- **Written request**
Wherever a line below holds the word "一般的なカムプロファイル", copy that line.

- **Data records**
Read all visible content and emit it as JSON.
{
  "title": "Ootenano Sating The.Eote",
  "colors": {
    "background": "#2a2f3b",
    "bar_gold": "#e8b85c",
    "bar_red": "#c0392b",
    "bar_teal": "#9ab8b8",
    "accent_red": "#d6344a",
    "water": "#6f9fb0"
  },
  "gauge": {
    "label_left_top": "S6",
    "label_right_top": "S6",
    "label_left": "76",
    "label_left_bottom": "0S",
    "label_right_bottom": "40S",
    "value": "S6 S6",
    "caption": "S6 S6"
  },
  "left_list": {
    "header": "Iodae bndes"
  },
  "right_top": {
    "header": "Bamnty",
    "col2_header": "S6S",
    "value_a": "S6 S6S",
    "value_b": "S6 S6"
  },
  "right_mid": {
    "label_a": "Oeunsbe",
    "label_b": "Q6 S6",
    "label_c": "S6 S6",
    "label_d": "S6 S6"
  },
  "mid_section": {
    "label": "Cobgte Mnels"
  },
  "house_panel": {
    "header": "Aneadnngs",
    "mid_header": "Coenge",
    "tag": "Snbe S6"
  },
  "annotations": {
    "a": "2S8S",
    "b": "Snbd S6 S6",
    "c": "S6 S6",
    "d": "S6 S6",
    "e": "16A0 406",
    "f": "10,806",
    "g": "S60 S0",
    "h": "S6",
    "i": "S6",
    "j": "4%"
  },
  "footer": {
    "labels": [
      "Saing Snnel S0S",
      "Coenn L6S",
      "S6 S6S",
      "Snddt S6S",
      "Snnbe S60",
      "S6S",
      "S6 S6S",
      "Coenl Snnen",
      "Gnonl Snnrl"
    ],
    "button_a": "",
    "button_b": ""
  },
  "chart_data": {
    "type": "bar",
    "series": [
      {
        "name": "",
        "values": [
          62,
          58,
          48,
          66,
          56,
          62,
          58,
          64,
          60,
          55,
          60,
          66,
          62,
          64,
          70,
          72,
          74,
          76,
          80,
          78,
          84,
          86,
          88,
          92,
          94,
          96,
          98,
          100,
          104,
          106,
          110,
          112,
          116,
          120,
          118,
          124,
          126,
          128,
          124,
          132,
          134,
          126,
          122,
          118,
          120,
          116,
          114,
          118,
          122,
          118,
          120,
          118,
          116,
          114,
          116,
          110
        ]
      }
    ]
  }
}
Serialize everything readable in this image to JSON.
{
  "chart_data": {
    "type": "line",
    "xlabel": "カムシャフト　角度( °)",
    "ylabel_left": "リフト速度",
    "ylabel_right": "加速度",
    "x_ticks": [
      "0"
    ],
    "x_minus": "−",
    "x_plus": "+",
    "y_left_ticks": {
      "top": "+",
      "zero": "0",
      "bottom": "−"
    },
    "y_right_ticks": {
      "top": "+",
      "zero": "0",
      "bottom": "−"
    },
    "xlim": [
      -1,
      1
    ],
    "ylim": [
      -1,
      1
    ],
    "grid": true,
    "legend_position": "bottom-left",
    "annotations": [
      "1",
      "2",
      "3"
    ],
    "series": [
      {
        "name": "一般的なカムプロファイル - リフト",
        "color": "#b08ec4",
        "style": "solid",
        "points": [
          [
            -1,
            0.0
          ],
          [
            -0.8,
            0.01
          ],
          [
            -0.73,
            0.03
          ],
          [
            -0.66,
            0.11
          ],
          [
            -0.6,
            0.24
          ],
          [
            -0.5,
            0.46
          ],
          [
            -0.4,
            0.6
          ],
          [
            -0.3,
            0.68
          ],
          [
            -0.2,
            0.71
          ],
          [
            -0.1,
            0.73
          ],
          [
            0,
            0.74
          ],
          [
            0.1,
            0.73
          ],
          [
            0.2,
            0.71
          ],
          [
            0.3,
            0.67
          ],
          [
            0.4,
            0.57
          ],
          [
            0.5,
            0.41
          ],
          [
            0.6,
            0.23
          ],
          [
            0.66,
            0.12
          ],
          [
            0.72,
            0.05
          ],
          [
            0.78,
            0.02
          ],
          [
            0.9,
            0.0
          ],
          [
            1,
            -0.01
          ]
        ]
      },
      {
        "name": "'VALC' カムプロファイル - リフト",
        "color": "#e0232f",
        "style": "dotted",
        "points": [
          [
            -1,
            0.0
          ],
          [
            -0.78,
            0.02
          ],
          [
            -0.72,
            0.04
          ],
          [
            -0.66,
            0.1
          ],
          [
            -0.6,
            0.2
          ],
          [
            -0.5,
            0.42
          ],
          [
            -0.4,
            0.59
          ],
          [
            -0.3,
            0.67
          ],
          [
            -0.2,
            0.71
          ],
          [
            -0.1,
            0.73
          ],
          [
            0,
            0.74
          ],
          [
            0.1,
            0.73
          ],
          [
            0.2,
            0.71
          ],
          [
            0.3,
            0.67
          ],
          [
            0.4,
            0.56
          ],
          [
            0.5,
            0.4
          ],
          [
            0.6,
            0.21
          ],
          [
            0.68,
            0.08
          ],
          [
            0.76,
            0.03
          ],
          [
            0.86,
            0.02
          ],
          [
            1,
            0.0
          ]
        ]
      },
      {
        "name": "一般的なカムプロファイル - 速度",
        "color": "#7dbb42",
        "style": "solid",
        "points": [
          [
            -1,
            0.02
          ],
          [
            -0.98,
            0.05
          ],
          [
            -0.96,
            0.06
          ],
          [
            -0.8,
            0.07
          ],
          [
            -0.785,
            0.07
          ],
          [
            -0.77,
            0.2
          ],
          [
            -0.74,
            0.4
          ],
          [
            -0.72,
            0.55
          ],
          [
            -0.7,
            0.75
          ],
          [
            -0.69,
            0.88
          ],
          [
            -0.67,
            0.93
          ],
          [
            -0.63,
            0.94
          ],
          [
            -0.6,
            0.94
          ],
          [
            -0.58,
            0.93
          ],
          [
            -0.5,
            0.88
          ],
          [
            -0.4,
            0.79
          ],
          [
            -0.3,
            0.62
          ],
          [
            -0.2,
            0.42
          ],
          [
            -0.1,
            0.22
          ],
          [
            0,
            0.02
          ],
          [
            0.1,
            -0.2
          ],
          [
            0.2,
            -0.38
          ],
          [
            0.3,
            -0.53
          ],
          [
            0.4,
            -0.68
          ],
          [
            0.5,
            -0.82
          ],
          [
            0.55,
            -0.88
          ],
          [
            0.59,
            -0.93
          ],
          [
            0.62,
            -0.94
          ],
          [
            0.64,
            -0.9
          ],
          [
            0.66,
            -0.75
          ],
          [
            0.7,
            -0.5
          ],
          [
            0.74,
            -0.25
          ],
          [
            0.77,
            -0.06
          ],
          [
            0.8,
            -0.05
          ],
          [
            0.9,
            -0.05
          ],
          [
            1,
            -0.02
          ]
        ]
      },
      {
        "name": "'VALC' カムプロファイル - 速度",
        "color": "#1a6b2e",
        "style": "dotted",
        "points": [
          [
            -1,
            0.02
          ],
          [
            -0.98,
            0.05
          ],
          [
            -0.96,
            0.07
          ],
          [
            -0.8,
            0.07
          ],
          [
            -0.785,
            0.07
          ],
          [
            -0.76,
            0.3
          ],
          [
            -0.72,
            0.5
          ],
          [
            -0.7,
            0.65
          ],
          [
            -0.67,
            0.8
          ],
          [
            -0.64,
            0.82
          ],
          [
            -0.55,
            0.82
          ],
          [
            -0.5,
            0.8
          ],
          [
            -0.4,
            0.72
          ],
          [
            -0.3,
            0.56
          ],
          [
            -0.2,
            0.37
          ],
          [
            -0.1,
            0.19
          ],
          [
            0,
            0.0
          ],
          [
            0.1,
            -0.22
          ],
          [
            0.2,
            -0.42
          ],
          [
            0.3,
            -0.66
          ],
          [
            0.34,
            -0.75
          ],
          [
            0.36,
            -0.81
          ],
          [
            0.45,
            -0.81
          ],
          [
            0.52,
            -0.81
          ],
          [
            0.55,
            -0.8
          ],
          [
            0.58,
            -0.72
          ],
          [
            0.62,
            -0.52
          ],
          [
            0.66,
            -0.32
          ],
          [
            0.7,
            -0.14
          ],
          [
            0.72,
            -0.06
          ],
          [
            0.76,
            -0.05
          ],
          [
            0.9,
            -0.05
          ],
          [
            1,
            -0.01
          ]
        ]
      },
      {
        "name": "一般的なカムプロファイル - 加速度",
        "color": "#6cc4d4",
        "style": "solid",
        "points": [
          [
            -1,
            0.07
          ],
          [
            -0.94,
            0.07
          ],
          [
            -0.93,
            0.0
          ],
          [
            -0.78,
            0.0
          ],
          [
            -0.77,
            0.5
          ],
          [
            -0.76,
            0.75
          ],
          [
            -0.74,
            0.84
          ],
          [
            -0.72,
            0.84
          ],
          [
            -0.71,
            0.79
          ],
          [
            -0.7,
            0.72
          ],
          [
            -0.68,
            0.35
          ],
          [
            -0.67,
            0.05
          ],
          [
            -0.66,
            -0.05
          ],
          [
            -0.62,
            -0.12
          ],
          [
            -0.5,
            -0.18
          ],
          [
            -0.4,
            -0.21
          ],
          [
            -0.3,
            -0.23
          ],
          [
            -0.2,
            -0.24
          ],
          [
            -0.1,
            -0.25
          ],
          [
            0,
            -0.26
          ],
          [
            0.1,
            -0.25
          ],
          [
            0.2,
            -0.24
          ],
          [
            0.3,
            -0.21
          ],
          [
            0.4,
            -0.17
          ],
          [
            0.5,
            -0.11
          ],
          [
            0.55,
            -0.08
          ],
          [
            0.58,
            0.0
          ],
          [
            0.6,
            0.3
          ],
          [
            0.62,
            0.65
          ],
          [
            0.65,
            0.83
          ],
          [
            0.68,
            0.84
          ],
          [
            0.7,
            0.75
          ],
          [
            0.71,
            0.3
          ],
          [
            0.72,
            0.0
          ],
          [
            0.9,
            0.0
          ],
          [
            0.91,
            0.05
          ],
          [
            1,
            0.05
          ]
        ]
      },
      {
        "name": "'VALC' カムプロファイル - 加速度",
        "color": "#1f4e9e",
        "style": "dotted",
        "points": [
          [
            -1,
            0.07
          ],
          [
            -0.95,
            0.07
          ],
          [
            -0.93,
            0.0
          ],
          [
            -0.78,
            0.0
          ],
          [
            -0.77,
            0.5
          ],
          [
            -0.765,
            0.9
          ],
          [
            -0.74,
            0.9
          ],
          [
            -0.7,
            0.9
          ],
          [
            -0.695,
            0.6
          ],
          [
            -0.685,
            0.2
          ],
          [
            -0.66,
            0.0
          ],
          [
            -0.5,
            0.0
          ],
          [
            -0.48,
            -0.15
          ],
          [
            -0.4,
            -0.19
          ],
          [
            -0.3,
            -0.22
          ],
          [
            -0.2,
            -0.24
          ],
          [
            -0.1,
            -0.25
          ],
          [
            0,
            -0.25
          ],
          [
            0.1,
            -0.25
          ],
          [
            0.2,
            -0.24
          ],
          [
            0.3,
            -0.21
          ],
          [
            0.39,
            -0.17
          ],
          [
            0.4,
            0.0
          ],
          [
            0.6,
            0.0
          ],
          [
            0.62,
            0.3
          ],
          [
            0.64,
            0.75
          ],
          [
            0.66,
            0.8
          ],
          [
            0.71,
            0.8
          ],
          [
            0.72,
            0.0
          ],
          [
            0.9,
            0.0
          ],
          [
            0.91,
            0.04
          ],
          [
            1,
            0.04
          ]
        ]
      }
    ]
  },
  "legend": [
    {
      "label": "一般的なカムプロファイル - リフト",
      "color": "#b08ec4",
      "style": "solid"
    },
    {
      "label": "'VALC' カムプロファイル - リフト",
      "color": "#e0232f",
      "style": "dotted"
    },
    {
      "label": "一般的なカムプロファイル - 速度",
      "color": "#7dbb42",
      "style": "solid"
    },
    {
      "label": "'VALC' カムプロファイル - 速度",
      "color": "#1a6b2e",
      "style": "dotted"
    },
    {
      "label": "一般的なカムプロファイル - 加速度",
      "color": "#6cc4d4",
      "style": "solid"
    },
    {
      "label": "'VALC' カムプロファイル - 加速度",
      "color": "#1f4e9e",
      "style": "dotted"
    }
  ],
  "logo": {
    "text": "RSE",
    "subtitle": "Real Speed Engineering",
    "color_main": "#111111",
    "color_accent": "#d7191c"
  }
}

- **Response to the exercise**
        "name": "一般的なカムプロファイル - リフト",
        "name": "一般的なカムプロファイル - 速度",
        "name": "一般的なカムプロファイル - 加速度",
      "label": "一般的なカムプロファイル - リフト",
      "label": "一般的なカムプロファイル - 速度",
      "label": "一般的なカムプロファイル - 加速度",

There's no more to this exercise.